= Directions =
Set the listing down again in full, word for word, with the pictures left out.

--- Data lines ---

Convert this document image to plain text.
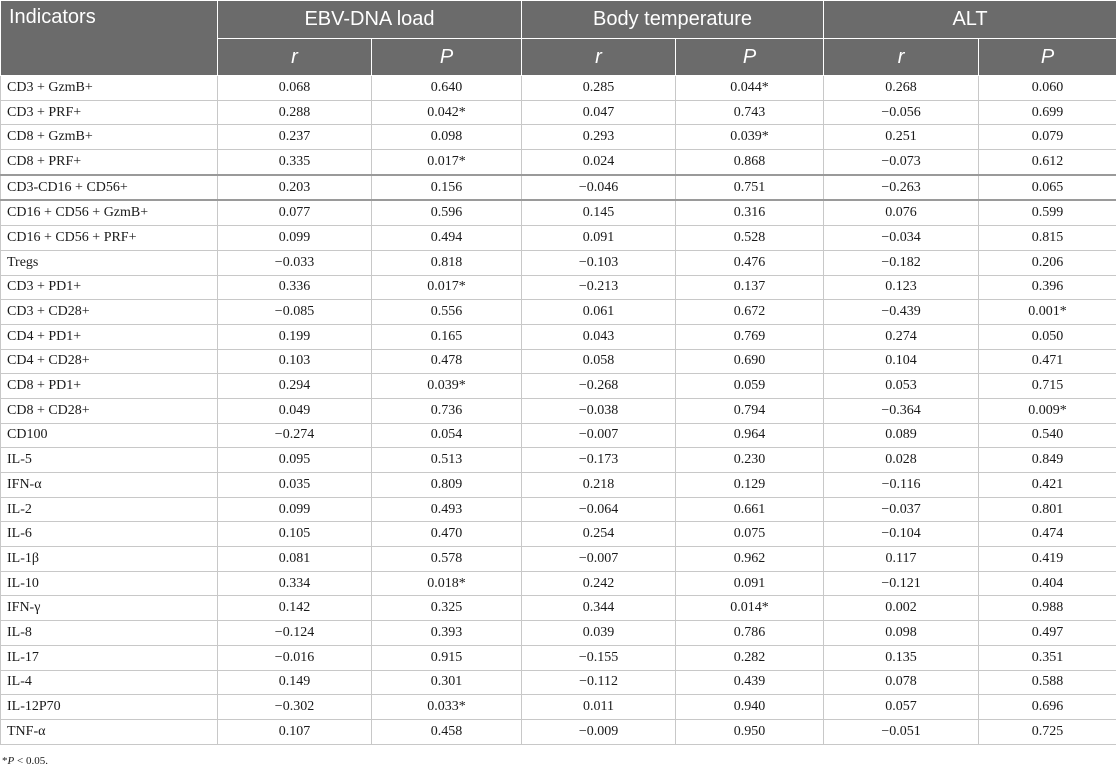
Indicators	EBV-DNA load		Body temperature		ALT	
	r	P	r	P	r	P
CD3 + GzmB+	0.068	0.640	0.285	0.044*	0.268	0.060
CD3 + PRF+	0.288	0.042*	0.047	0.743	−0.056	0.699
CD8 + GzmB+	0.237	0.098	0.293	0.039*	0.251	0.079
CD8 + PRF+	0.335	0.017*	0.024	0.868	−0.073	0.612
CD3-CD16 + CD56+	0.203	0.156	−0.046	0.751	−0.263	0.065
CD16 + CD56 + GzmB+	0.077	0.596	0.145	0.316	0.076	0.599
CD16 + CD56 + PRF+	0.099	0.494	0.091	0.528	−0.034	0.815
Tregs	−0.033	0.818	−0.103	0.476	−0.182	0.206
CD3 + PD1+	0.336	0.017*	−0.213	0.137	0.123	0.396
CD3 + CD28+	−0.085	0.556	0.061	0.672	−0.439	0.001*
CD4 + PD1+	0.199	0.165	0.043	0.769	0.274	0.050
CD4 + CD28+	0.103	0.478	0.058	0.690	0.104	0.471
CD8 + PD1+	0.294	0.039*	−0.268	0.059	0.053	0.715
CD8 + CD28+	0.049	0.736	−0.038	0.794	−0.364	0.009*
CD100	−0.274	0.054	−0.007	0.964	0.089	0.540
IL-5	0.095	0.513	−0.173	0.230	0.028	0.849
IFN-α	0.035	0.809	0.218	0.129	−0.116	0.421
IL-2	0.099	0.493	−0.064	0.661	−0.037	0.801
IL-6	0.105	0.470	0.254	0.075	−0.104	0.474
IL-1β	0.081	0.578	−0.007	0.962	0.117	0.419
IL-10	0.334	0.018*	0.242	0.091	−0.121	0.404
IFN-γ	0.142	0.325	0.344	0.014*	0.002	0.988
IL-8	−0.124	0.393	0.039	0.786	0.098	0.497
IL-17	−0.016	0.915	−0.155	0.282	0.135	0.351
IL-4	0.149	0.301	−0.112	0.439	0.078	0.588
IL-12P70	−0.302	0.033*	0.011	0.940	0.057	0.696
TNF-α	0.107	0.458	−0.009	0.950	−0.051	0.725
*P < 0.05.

---

= Solved problem =
Convert this document image to plain text.
Indicators	EBV-DNA load		Body temperature		ALT	
	r	P	r	P	r	P
CD3 + GzmB+	0.068	0.640	0.285	0.044*	0.268	0.060
CD3 + PRF+	0.288	0.042*	0.047	0.743	−0.056	0.699
CD8 + GzmB+	0.237	0.098	0.293	0.039*	0.251	0.079
CD8 + PRF+	0.335	0.017*	0.024	0.868	−0.073	0.612
CD3-CD16 + CD56+	0.203	0.156	−0.046	0.751	−0.263	0.065
CD16 + CD56 + GzmB+	0.077	0.596	0.145	0.316	0.076	0.599
CD16 + CD56 + PRF+	0.099	0.494	0.091	0.528	−0.034	0.815
Tregs	−0.033	0.818	−0.103	0.476	−0.182	0.206
CD3 + PD1+	0.336	0.017*	−0.213	0.137	0.123	0.396
CD3 + CD28+	−0.085	0.556	0.061	0.672	−0.439	0.001*
CD4 + PD1+	0.199	0.165	0.043	0.769	0.274	0.050
CD4 + CD28+	0.103	0.478	0.058	0.690	0.104	0.471
CD8 + PD1+	0.294	0.039*	−0.268	0.059	0.053	0.715
CD8 + CD28+	0.049	0.736	−0.038	0.794	−0.364	0.009*
CD100	−0.274	0.054	−0.007	0.964	0.089	0.540
IL-5	0.095	0.513	−0.173	0.230	0.028	0.849
IFN-α	0.035	0.809	0.218	0.129	−0.116	0.421
IL-2	0.099	0.493	−0.064	0.661	−0.037	0.801
IL-6	0.105	0.470	0.254	0.075	−0.104	0.474
IL-1β	0.081	0.578	−0.007	0.962	0.117	0.419
IL-10	0.334	0.018*	0.242	0.091	−0.121	0.404
IFN-γ	0.142	0.325	0.344	0.014*	0.002	0.988
IL-8	−0.124	0.393	0.039	0.786	0.098	0.497
IL-17	−0.016	0.915	−0.155	0.282	0.135	0.351
IL-4	0.149	0.301	−0.112	0.439	0.078	0.588
IL-12P70	−0.302	0.033*	0.011	0.940	0.057	0.696
TNF-α	0.107	0.458	−0.009	0.950	−0.051	0.725
*P < 0.05.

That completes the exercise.